Write every line out verbatim and omit the pictures.
****
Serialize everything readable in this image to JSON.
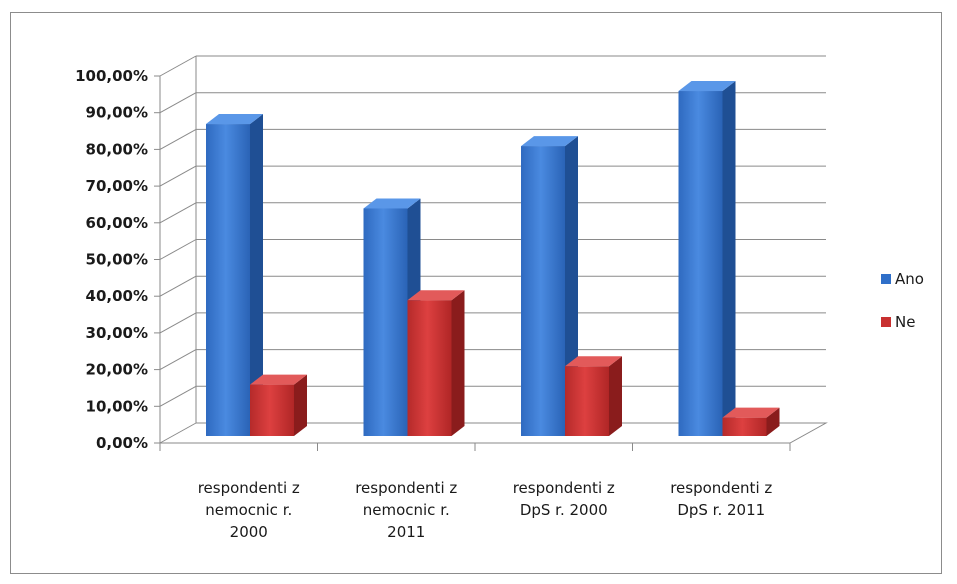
{
  "chart_data": {
    "type": "bar",
    "categories": [
      [
        "respondenti z",
        "nemocnic r.",
        "2000"
      ],
      [
        "respondenti z",
        "nemocnic r.",
        "2011"
      ],
      [
        "respondenti z",
        "DpS r. 2000"
      ],
      [
        "respondenti z",
        "DpS r. 2011"
      ]
    ],
    "series": [
      {
        "name": "Ano",
        "values": [
          85,
          62,
          79,
          94
        ],
        "color": "#2f6fc9"
      },
      {
        "name": "Ne",
        "values": [
          14,
          37,
          19,
          5
        ],
        "color": "#c83030"
      }
    ],
    "y_ticks": [
      "0,00%",
      "10,00%",
      "20,00%",
      "30,00%",
      "40,00%",
      "50,00%",
      "60,00%",
      "70,00%",
      "80,00%",
      "90,00%",
      "100,00%"
    ],
    "ylim": [
      0,
      100
    ],
    "grid": true,
    "legend": "right",
    "style": "3d-column"
  }
}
****
*RESULT FOR THIS EXERCISE*:
Serialize everything readable in this image to JSON.
{
  "chart_data": {
    "type": "bar",
    "categories": [
      [
        "respondenti z",
        "nemocnic r.",
        "2000"
      ],
      [
        "respondenti z",
        "nemocnic r.",
        "2011"
      ],
      [
        "respondenti z",
        "DpS r. 2000"
      ],
      [
        "respondenti z",
        "DpS r. 2011"
      ]
    ],
    "series": [
      {
        "name": "Ano",
        "values": [
          85,
          62,
          79,
          94
        ],
        "color": "#2f6fc9"
      },
      {
        "name": "Ne",
        "values": [
          14,
          37,
          19,
          5
        ],
        "color": "#c83030"
      }
    ],
    "y_ticks": [
      "0,00%",
      "10,00%",
      "20,00%",
      "30,00%",
      "40,00%",
      "50,00%",
      "60,00%",
      "70,00%",
      "80,00%",
      "90,00%",
      "100,00%"
    ],
    "ylim": [
      0,
      100
    ],
    "grid": true,
    "legend": "right",
    "style": "3d-column"
  }
}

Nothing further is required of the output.